— START AVAILABLE RECORDS —

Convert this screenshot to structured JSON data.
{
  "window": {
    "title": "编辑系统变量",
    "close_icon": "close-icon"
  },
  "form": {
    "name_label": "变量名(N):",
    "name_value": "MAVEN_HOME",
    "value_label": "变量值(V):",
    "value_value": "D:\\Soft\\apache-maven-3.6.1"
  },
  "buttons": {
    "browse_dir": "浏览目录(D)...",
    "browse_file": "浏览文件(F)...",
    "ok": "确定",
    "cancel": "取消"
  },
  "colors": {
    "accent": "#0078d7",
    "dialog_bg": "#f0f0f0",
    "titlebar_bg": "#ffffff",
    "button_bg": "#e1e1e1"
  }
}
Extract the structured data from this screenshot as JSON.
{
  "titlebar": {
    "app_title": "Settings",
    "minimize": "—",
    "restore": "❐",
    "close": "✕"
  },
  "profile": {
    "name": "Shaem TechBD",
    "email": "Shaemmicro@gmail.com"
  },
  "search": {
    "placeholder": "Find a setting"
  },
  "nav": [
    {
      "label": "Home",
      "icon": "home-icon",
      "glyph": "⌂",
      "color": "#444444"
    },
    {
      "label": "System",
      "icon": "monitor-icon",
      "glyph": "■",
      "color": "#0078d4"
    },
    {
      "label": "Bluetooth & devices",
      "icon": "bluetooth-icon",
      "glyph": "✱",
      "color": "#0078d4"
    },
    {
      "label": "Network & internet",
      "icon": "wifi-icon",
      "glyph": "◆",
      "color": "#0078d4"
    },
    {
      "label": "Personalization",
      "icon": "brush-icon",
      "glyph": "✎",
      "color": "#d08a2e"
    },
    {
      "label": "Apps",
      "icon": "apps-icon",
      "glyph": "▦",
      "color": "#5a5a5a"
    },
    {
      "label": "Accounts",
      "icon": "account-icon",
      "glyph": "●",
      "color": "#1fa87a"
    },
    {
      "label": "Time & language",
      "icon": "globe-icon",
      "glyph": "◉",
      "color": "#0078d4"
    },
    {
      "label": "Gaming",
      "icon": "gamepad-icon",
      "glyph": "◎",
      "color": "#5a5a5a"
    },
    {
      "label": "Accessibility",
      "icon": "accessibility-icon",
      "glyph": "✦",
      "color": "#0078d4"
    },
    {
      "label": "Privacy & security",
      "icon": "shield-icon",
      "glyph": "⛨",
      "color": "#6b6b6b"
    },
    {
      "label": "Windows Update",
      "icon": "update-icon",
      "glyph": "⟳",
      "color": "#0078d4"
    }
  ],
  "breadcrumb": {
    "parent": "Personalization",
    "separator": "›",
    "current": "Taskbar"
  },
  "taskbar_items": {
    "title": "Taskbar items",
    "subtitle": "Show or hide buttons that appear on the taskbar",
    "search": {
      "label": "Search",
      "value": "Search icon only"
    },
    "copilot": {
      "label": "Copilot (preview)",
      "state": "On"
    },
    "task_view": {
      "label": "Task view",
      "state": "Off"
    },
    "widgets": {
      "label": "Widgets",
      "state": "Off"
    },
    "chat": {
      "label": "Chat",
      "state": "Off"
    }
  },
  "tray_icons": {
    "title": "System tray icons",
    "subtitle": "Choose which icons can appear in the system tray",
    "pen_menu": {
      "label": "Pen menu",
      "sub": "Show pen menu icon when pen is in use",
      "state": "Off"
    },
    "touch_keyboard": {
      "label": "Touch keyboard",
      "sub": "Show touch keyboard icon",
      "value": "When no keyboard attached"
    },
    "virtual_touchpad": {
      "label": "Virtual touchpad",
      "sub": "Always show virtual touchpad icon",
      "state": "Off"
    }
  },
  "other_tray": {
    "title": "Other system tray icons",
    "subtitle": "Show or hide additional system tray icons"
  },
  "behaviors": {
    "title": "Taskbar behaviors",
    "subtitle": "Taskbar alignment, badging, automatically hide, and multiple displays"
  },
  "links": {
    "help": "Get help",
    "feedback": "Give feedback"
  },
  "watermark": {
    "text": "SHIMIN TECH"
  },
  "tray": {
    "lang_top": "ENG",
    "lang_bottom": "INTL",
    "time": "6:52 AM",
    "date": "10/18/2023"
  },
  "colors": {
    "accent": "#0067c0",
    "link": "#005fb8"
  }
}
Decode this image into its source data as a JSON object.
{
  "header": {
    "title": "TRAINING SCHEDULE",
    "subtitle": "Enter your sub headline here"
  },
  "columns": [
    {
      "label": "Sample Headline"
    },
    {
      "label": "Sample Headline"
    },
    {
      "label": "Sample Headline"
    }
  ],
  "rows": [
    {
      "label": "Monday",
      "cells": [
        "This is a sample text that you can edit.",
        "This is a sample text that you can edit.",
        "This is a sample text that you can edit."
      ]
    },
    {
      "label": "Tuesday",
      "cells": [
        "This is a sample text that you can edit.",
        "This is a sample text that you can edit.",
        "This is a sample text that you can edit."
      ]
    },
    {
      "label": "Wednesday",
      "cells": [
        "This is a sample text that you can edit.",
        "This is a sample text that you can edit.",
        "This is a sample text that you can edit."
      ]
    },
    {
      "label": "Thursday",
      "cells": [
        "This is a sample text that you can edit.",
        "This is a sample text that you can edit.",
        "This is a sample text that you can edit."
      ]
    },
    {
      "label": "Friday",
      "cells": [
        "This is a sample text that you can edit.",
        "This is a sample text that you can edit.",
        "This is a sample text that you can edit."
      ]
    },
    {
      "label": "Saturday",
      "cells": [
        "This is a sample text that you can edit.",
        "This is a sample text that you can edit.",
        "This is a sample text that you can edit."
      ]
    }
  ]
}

— END AVAILABLE RECORDS —

Collect every line with the string "hide" from the records, and copy each.

- RESULT FOR THIS EXERCISE
    "subtitle": "Show or hide buttons that appear on the taskbar",
    "subtitle": "Show or hide additional system tray icons"
    "subtitle": "Taskbar alignment, badging, automatically hide, and multiple displays"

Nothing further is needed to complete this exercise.